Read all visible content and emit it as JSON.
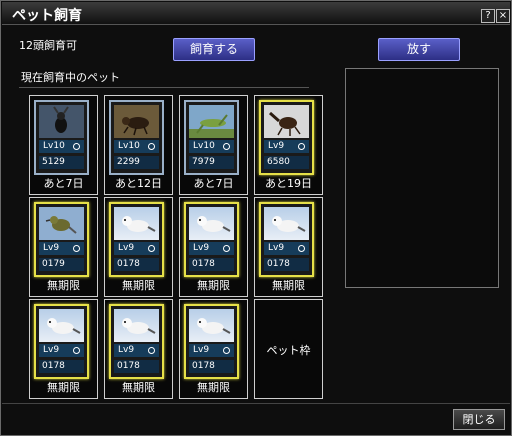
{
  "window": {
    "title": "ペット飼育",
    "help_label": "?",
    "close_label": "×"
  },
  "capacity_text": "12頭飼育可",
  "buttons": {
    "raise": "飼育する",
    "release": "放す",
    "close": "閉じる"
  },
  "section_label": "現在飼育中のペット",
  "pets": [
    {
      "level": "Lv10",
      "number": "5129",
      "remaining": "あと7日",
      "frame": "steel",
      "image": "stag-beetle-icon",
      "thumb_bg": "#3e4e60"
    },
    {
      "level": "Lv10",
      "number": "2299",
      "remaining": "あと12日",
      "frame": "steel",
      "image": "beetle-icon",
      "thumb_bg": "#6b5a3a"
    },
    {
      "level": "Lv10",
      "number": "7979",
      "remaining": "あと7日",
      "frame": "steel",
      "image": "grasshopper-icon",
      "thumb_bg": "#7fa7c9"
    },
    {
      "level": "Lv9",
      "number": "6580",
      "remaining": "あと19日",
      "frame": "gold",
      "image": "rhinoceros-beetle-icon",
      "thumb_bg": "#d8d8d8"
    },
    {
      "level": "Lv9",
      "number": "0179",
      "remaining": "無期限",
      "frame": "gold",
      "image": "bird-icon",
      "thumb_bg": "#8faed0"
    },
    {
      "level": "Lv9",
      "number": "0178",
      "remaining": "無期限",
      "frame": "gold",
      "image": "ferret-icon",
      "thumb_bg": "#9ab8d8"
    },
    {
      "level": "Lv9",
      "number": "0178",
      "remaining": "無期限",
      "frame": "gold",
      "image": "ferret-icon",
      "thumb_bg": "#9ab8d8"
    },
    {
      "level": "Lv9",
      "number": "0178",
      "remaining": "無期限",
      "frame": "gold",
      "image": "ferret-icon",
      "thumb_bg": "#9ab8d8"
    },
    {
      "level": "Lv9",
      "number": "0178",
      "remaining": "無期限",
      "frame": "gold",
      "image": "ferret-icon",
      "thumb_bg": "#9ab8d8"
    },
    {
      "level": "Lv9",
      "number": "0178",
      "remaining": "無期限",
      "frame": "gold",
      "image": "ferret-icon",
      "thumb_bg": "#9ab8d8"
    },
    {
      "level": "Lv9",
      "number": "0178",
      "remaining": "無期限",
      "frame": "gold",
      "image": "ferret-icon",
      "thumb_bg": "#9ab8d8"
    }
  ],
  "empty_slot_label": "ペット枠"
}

+ + + +

OBJECTIVE —
Repeat the material above in full and exactly, apart from the pictures.

COMPLETED EXERCISE —
Read all visible content and emit it as JSON.
{
  "window": {
    "title": "ペット飼育",
    "help_label": "?",
    "close_label": "×"
  },
  "capacity_text": "12頭飼育可",
  "buttons": {
    "raise": "飼育する",
    "release": "放す",
    "close": "閉じる"
  },
  "section_label": "現在飼育中のペット",
  "pets": [
    {
      "level": "Lv10",
      "number": "5129",
      "remaining": "あと7日",
      "frame": "steel",
      "image": "stag-beetle-icon",
      "thumb_bg": "#3e4e60"
    },
    {
      "level": "Lv10",
      "number": "2299",
      "remaining": "あと12日",
      "frame": "steel",
      "image": "beetle-icon",
      "thumb_bg": "#6b5a3a"
    },
    {
      "level": "Lv10",
      "number": "7979",
      "remaining": "あと7日",
      "frame": "steel",
      "image": "grasshopper-icon",
      "thumb_bg": "#7fa7c9"
    },
    {
      "level": "Lv9",
      "number": "6580",
      "remaining": "あと19日",
      "frame": "gold",
      "image": "rhinoceros-beetle-icon",
      "thumb_bg": "#d8d8d8"
    },
    {
      "level": "Lv9",
      "number": "0179",
      "remaining": "無期限",
      "frame": "gold",
      "image": "bird-icon",
      "thumb_bg": "#8faed0"
    },
    {
      "level": "Lv9",
      "number": "0178",
      "remaining": "無期限",
      "frame": "gold",
      "image": "ferret-icon",
      "thumb_bg": "#9ab8d8"
    },
    {
      "level": "Lv9",
      "number": "0178",
      "remaining": "無期限",
      "frame": "gold",
      "image": "ferret-icon",
      "thumb_bg": "#9ab8d8"
    },
    {
      "level": "Lv9",
      "number": "0178",
      "remaining": "無期限",
      "frame": "gold",
      "image": "ferret-icon",
      "thumb_bg": "#9ab8d8"
    },
    {
      "level": "Lv9",
      "number": "0178",
      "remaining": "無期限",
      "frame": "gold",
      "image": "ferret-icon",
      "thumb_bg": "#9ab8d8"
    },
    {
      "level": "Lv9",
      "number": "0178",
      "remaining": "無期限",
      "frame": "gold",
      "image": "ferret-icon",
      "thumb_bg": "#9ab8d8"
    },
    {
      "level": "Lv9",
      "number": "0178",
      "remaining": "無期限",
      "frame": "gold",
      "image": "ferret-icon",
      "thumb_bg": "#9ab8d8"
    }
  ],
  "empty_slot_label": "ペット枠"
}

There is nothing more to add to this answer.